**THE TASK**
Collect every line below that contains the word "Gesetze".

Collected data entries
________________

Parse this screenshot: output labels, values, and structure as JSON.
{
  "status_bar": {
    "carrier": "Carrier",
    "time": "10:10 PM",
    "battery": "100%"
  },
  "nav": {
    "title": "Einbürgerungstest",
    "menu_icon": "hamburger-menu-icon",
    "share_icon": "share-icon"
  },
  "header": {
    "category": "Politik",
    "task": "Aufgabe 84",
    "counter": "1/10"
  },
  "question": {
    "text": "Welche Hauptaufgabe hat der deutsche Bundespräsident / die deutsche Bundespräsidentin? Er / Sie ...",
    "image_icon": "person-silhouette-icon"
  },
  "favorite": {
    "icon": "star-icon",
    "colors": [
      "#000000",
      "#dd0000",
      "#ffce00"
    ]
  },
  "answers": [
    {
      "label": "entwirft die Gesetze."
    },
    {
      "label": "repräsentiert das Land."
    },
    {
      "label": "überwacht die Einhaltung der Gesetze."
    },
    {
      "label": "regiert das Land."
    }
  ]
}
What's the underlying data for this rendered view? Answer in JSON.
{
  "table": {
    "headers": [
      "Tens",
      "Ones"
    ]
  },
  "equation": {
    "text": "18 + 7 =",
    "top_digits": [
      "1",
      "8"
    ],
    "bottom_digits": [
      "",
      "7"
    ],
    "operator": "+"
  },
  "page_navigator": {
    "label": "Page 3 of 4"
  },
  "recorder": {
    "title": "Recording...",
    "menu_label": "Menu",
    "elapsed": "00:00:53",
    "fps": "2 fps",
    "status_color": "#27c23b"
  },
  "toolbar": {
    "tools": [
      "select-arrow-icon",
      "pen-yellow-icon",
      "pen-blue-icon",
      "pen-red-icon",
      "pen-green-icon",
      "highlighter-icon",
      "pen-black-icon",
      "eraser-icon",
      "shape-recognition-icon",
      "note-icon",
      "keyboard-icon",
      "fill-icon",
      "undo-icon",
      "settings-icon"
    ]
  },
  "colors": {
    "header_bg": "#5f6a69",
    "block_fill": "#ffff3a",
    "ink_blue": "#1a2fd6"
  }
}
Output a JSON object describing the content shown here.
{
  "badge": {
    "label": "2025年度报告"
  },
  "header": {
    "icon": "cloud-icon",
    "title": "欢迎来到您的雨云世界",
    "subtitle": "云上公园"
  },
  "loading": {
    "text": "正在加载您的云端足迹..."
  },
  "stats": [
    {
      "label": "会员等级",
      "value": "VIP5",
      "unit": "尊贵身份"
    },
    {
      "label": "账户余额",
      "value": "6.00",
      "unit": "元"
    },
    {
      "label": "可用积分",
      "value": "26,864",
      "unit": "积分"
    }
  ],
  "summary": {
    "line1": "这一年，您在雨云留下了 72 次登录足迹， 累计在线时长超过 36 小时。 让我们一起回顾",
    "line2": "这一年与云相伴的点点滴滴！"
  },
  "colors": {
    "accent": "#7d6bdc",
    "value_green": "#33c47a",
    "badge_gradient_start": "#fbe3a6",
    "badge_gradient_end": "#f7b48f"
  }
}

________________

**REPLY**
      "label": "entwirft die Gesetze."
      "label": "überwacht die Einhaltung der Gesetze."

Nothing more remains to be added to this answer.